Tasks to complete:
**1)** According to the excerpt on Section 3 of the Fourteenth Amendment, why does the analysis of disqualifying someone from the presidency differ from the analysis for Congress? Answer in one to three sentences.
**2)** From the Section 3 excerpt, pull out word for word the passage starting with "Would a judgment" and going on through "serving as President.".
[Start Selection]
It is tempting to read Section 3 of the Fourteenth Amendment as if this red-lined version was the actual text of the Constitution. But it is not. In this red-lined version, the disqualification element extends to all offices, and the jurisdictional element applies to all people who swore an oath to the Constitution. But the Framers of the Fourteenth Amendment did not adopt such a simple, streamlined version of Section 3.

Would a judgment under our hypothetical § 2383 for engaging in insurrection disqualify a person from serving as President? The analysis here differs from our analysis for disqualifying a person from serving in Congress. Section 3’s disqualification element expressly lists Senators and Representatives, but it does not specifically list the President. Whether the President holds an “office . . . under the United States” for purposes of Section 3 is unsettledat least based on our survey of the extant literature and other legal and historical material. If the President does not hold an “office . . . under the United States” for purposes of Section 3, then a judgment under the hypothetical § 2383 of engaging in insurrection could not disqualify the defendant from serving as President.
[End Selection]
[Start Given material]
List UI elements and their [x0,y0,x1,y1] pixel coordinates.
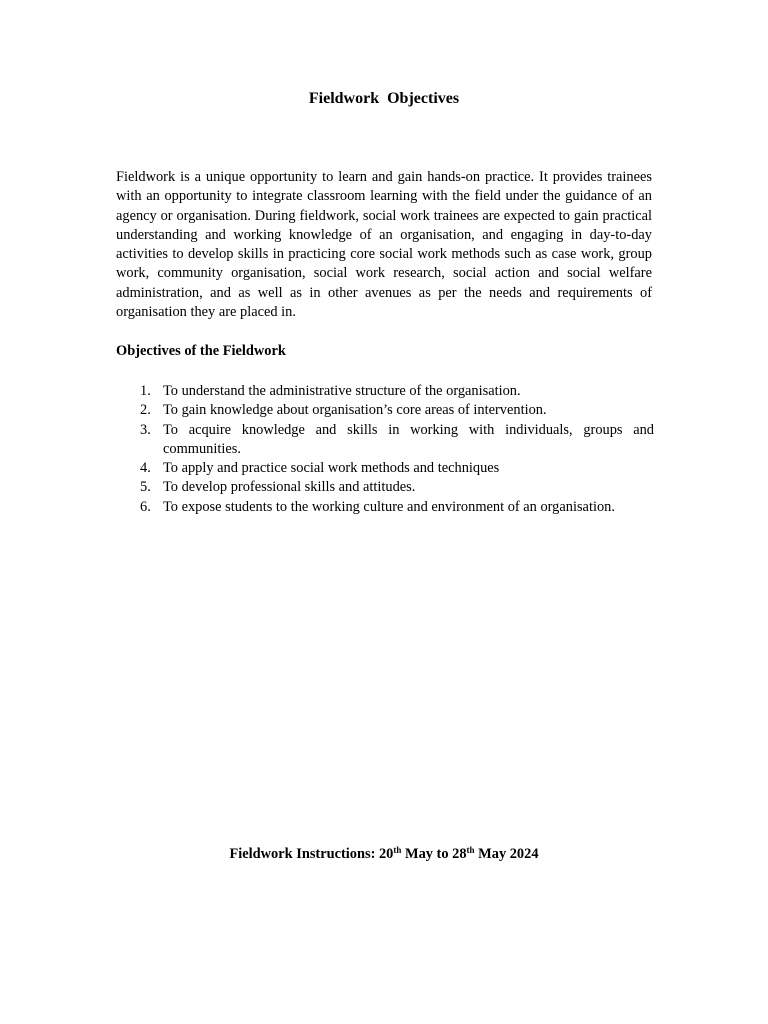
[End Given material]
Final results:
**1)** Section 3's disqualification element expressly lists Senators and Representatives but does not specifically list the President.

**2)**
Would a judgment under our hypothetical § 2383 for engaging in insurrection disqualify a person from serving as President? The analysis here differs from our analysis for disqualifying a person from serving in Congress. Section 3’s disqualification element expressly lists Senators and Representatives, but it does not specifically list the President. Whether the President holds an “office . . . under the United States” for purposes of Section 3 is unsettledat least based on our survey of the extant literature and other legal and historical material. If the President does not hold an “office . . . under the United States” for purposes of Section 3, then a judgment under the hypothetical § 2383 of engaging in insurrection could not disqualify the defendant from serving as President.